# Indian Provident fund transfer



## markexpat

Hi

Can any one offer any advice ?? I was working in India for 4 years and have returned home to the UK. I was working for a global MNC and have a significant Provident fund there. I am told I have to wait until 57 years of age before I can transfer out the money ?? does anyone have any experience of this or any advice on if it is possible to get it sooner ?? I believe it is because there is no SSA agreement with India and the UK ..


----------



## BBCWatcher

You are correct, except you have to wait until age 58. Ernst and Young published a nice summary of the situation here.

You can withdraw before you reach age 58 if India and the U.K. sign a social security agreement before then. Permanent disability would also mean you can withdraw early.

If it's any consolation, this would be a bad time to withdraw any funds denominated in Indian rupees. The rupee is very weak right now against major currencies. So even if you had the choice you probably should wait until the rupee's value improves against the U.K. pound. If you're looking at the decline of the rupee and panicking, that's exactly what you shouldn't do. (People do this all the time, buying high and selling low, when it comes to financial assets such as currencies, stocks, and bonds. But really one should think of this as the rupee going on sale, like eggs at the grocery store. If something goes on sale, whether it's eggs or rupees, you should if anything be a buyer, not a seller.)


----------

Data excerpt >>

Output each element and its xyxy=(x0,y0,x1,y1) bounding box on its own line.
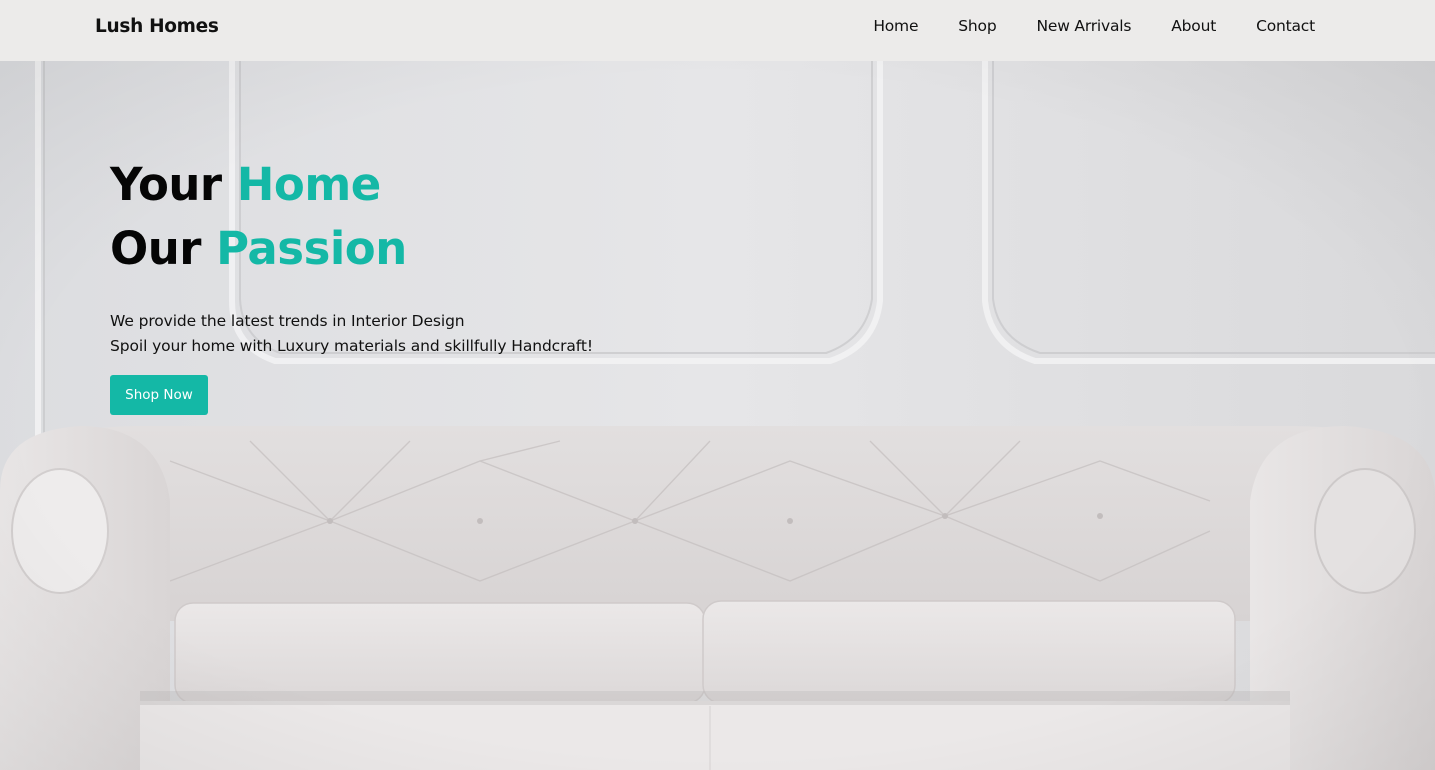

What is asked >>
1/ From the Provident fund thread, extract the words from "## BBCWatcher" up to and including "can withdraw early.".
2/ Answer these questions using the Provident fund thread:
(a) How many years did markexpat work in India?
(b) Until what age does BBCWatcher say you have to wait before withdrawing?
(c) What does BBCWatcher compare the rupee going on sale to?

Responses by task >>
1/
## BBCWatcher

You are correct, except you have to wait until age 58. Ernst and Young published a nice summary of the situation here.

You can withdraw before you reach age 58 if India and the U.K. sign a social security agreement before then. Permanent disability would also mean you can withdraw early.

2/
(a) 4 years
(b) Age 58
(c) Eggs at the grocery store